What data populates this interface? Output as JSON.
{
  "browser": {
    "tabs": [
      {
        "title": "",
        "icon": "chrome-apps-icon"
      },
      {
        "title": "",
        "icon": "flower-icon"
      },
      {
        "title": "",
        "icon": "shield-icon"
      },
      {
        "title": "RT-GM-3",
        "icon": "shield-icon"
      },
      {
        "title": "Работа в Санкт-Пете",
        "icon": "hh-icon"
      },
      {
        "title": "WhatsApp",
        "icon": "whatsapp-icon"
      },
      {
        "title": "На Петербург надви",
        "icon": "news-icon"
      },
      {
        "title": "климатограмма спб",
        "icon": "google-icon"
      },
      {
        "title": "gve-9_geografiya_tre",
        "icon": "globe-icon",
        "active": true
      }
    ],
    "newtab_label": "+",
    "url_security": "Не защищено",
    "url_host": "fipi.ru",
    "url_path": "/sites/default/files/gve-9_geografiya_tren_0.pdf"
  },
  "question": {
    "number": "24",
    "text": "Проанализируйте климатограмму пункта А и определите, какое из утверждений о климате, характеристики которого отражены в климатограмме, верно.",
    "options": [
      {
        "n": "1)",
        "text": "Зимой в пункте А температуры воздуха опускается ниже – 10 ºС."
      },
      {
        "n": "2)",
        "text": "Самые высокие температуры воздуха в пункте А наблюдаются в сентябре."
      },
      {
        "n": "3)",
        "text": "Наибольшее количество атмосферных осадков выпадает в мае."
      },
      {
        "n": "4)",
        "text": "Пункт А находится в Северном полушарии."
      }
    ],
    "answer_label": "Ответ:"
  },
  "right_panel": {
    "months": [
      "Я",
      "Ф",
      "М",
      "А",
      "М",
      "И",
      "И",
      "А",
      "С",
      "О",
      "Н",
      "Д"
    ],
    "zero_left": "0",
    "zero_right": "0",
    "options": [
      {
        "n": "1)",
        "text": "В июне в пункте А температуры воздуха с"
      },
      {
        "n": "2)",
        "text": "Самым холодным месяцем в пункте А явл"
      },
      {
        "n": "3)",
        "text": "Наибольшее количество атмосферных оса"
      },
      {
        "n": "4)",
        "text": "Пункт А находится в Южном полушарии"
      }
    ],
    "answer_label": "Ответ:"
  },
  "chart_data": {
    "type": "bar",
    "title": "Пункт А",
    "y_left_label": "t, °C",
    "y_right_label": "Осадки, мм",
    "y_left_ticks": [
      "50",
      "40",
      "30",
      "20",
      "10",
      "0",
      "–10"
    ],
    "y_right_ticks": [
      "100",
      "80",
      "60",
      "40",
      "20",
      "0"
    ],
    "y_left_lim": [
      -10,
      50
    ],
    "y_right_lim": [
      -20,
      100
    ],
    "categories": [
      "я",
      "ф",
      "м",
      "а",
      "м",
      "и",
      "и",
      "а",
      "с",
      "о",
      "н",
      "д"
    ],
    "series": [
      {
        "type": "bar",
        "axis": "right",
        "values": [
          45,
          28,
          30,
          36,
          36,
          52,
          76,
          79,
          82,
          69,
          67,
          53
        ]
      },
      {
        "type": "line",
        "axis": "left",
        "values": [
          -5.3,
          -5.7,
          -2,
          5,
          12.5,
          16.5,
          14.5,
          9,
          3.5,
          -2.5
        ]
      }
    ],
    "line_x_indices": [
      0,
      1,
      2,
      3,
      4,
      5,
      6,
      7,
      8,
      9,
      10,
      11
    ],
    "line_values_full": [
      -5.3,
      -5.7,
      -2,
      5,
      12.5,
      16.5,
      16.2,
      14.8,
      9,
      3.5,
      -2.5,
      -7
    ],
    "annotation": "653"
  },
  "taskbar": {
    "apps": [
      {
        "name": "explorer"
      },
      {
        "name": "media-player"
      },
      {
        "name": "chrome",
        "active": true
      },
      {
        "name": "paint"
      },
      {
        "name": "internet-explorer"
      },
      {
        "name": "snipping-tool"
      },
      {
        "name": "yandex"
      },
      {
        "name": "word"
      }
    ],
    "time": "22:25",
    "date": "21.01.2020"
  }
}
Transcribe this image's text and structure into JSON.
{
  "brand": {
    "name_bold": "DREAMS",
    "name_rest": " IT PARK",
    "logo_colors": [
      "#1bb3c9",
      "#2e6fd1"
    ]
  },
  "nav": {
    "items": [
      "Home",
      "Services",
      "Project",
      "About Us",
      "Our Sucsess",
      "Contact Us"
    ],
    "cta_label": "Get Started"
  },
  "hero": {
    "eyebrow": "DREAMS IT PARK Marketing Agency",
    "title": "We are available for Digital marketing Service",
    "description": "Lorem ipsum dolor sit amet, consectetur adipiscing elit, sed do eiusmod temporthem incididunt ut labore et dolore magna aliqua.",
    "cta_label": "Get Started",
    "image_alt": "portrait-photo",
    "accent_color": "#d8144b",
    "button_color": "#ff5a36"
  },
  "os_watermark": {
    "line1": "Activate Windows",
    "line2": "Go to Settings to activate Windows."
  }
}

• **What needs to be done**
Repeat the records above in full, character for character.

• **Answer to the task**
What data populates this interface? Output as JSON.
{
  "browser": {
    "tabs": [
      {
        "title": "",
        "icon": "chrome-apps-icon"
      },
      {
        "title": "",
        "icon": "flower-icon"
      },
      {
        "title": "",
        "icon": "shield-icon"
      },
      {
        "title": "RT-GM-3",
        "icon": "shield-icon"
      },
      {
        "title": "Работа в Санкт-Пете",
        "icon": "hh-icon"
      },
      {
        "title": "WhatsApp",
        "icon": "whatsapp-icon"
      },
      {
        "title": "На Петербург надви",
        "icon": "news-icon"
      },
      {
        "title": "климатограмма спб",
        "icon": "google-icon"
      },
      {
        "title": "gve-9_geografiya_tre",
        "icon": "globe-icon",
        "active": true
      }
    ],
    "newtab_label": "+",
    "url_security": "Не защищено",
    "url_host": "fipi.ru",
    "url_path": "/sites/default/files/gve-9_geografiya_tren_0.pdf"
  },
  "question": {
    "number": "24",
    "text": "Проанализируйте климатограмму пункта А и определите, какое из утверждений о климате, характеристики которого отражены в климатограмме, верно.",
    "options": [
      {
        "n": "1)",
        "text": "Зимой в пункте А температуры воздуха опускается ниже – 10 ºС."
      },
      {
        "n": "2)",
        "text": "Самые высокие температуры воздуха в пункте А наблюдаются в сентябре."
      },
      {
        "n": "3)",
        "text": "Наибольшее количество атмосферных осадков выпадает в мае."
      },
      {
        "n": "4)",
        "text": "Пункт А находится в Северном полушарии."
      }
    ],
    "answer_label": "Ответ:"
  },
  "right_panel": {
    "months": [
      "Я",
      "Ф",
      "М",
      "А",
      "М",
      "И",
      "И",
      "А",
      "С",
      "О",
      "Н",
      "Д"
    ],
    "zero_left": "0",
    "zero_right": "0",
    "options": [
      {
        "n": "1)",
        "text": "В июне в пункте А температуры воздуха с"
      },
      {
        "n": "2)",
        "text": "Самым холодным месяцем в пункте А явл"
      },
      {
        "n": "3)",
        "text": "Наибольшее количество атмосферных оса"
      },
      {
        "n": "4)",
        "text": "Пункт А находится в Южном полушарии"
      }
    ],
    "answer_label": "Ответ:"
  },
  "chart_data": {
    "type": "bar",
    "title": "Пункт А",
    "y_left_label": "t, °C",
    "y_right_label": "Осадки, мм",
    "y_left_ticks": [
      "50",
      "40",
      "30",
      "20",
      "10",
      "0",
      "–10"
    ],
    "y_right_ticks": [
      "100",
      "80",
      "60",
      "40",
      "20",
      "0"
    ],
    "y_left_lim": [
      -10,
      50
    ],
    "y_right_lim": [
      -20,
      100
    ],
    "categories": [
      "я",
      "ф",
      "м",
      "а",
      "м",
      "и",
      "и",
      "а",
      "с",
      "о",
      "н",
      "д"
    ],
    "series": [
      {
        "type": "bar",
        "axis": "right",
        "values": [
          45,
          28,
          30,
          36,
          36,
          52,
          76,
          79,
          82,
          69,
          67,
          53
        ]
      },
      {
        "type": "line",
        "axis": "left",
        "values": [
          -5.3,
          -5.7,
          -2,
          5,
          12.5,
          16.5,
          14.5,
          9,
          3.5,
          -2.5
        ]
      }
    ],
    "line_x_indices": [
      0,
      1,
      2,
      3,
      4,
      5,
      6,
      7,
      8,
      9,
      10,
      11
    ],
    "line_values_full": [
      -5.3,
      -5.7,
      -2,
      5,
      12.5,
      16.5,
      16.2,
      14.8,
      9,
      3.5,
      -2.5,
      -7
    ],
    "annotation": "653"
  },
  "taskbar": {
    "apps": [
      {
        "name": "explorer"
      },
      {
        "name": "media-player"
      },
      {
        "name": "chrome",
        "active": true
      },
      {
        "name": "paint"
      },
      {
        "name": "internet-explorer"
      },
      {
        "name": "snipping-tool"
      },
      {
        "name": "yandex"
      },
      {
        "name": "word"
      }
    ],
    "time": "22:25",
    "date": "21.01.2020"
  }
}
Transcribe this image's text and structure into JSON.
{
  "brand": {
    "name_bold": "DREAMS",
    "name_rest": " IT PARK",
    "logo_colors": [
      "#1bb3c9",
      "#2e6fd1"
    ]
  },
  "nav": {
    "items": [
      "Home",
      "Services",
      "Project",
      "About Us",
      "Our Sucsess",
      "Contact Us"
    ],
    "cta_label": "Get Started"
  },
  "hero": {
    "eyebrow": "DREAMS IT PARK Marketing Agency",
    "title": "We are available for Digital marketing Service",
    "description": "Lorem ipsum dolor sit amet, consectetur adipiscing elit, sed do eiusmod temporthem incididunt ut labore et dolore magna aliqua.",
    "cta_label": "Get Started",
    "image_alt": "portrait-photo",
    "accent_color": "#d8144b",
    "button_color": "#ff5a36"
  },
  "os_watermark": {
    "line1": "Activate Windows",
    "line2": "Go to Settings to activate Windows."
  }
}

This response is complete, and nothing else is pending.